以下の台湾についての抜粋のうち、「台湾は、自由で、自分らしくいられる大切な場所。」から「田中伶(たなか・れい)」までの部分を、そのまま書き写してください。

抜粋 =>
========================================================================
このページの本文へ

台湾は、自由で、自分らしくいられる大切な場所。

Photo : Rei Tanaka

自ら何度も足を運び、ローカルの新鮮かつディープな台湾情報を発信する「Howto Taiwan」編集長の田中さん。かつては小籠包や台湾マッサージなどのレトロ可愛いイメージが強かった台湾は、いまや「文創(古き良きものから新しいものを生み出すの意)」のもと世界中から注目されるデザイン&カルチャー大国だと言います。それだけでなく、台湾の魅力はなんと言っても「チャーミングでやさしい人」! 田中さんが、留学先で、旅先で、現地のお店で出会った台湾の人たちはみんなそれぞれに手を差し伸べ、あたたかいご縁を結んでくれたのだそう。「自分らしくいていい」と、オリジナルな人生を歩んできた田中さんに自信をもたらしてくれる台湾。その魅力について、詳しくお聞きしました。

PROFILE

田中伶(たなか・れい)

台湾のディープな魅力を発信するWEBメディア「Howto Taiwan」編集長。台湾留学を経て、多い時は2〜3ヶ月おきに台湾へ旅をするほどの台湾ラバー。

良縁奇縁に身をまかせ

台湾との縁は大学の交換留学から。「なんとなく好きだな、心地いいな」。それが現地で過ごすうちに感じた台湾の印象でした。

その心地よさを紐解いていくと、台湾の人のよさにつながっていきます。彼ら彼女たちのあたたかさ、素直さ、自由さ。そして、こころの距離の近さから発生する遠慮のなさ(笑)。私の地元、大阪のおばちゃんと通じるものがあると言いますか。「アンタいいところに来たわ! これも食べ! これも食べ!」というあのちょっと強引な、でも憎めない愛のあるかんじ。なんだか……よかったんです。
========================================================================
(データセットに収録されたエントリ)
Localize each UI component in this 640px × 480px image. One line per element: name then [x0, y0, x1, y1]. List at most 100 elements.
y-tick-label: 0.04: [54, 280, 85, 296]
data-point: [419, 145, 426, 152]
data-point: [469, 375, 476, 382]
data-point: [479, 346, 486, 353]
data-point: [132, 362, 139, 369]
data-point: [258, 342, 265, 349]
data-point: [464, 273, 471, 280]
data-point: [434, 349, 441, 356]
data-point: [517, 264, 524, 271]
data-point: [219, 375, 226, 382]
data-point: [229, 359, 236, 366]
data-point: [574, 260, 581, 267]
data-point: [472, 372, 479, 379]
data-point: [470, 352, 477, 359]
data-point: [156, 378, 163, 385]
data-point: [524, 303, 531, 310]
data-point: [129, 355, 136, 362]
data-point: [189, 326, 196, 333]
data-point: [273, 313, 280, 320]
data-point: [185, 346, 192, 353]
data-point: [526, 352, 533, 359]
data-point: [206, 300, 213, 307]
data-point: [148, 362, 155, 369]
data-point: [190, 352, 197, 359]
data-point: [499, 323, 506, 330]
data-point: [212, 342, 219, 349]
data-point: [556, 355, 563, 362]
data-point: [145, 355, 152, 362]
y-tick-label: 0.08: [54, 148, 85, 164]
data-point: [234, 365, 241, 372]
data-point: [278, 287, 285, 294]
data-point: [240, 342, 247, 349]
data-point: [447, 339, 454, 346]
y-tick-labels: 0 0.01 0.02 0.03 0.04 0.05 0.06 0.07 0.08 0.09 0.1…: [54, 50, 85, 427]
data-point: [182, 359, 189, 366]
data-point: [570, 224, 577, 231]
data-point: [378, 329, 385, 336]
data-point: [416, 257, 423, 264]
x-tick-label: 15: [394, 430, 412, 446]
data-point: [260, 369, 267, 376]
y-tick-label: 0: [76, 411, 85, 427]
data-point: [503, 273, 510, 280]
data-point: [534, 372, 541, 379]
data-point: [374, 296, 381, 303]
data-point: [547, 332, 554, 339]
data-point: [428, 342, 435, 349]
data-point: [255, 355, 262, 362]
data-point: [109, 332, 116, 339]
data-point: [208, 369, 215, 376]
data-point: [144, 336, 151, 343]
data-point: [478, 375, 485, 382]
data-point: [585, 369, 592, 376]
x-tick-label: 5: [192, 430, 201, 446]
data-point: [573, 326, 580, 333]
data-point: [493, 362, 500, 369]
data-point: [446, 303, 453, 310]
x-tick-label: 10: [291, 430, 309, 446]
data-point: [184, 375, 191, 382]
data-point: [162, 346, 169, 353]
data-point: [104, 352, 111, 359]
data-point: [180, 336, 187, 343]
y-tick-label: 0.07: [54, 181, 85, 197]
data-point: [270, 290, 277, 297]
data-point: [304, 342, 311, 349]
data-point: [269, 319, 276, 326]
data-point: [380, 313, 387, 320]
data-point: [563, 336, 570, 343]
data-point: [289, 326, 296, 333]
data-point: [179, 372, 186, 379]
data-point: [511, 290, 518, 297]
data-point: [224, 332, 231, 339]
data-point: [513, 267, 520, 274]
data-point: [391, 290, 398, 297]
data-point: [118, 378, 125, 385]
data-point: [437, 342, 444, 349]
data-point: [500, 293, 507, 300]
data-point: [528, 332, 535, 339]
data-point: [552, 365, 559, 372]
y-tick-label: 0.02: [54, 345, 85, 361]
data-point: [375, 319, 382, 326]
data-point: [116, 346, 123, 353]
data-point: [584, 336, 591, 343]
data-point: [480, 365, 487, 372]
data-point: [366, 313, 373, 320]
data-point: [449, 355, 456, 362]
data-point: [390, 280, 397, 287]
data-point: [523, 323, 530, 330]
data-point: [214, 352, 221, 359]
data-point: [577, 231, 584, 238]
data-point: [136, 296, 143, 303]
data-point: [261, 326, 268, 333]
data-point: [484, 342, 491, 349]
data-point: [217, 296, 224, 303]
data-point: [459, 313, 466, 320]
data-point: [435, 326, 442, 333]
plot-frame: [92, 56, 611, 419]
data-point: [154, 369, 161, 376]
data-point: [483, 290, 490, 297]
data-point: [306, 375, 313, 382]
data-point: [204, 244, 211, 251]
========================================================================
実行結果 =>
台湾は、自由で、自分らしくいられる大切な場所。

Photo : Rei Tanaka

自ら何度も足を運び、ローカルの新鮮かつディープな台湾情報を発信する「Howto Taiwan」編集長の田中さん。かつては小籠包や台湾マッサージなどのレトロ可愛いイメージが強かった台湾は、いまや「文創(古き良きものから新しいものを生み出すの意)」のもと世界中から注目されるデザイン&カルチャー大国だと言います。それだけでなく、台湾の魅力はなんと言っても「チャーミングでやさしい人」! 田中さんが、留学先で、旅先で、現地のお店で出会った台湾の人たちはみんなそれぞれに手を差し伸べ、あたたかいご縁を結んでくれたのだそう。「自分らしくいていい」と、オリジナルな人生を歩んできた田中さんに自信をもたらしてくれる台湾。その魅力について、詳しくお聞きしました。

PROFILE

田中伶(たなか・れい)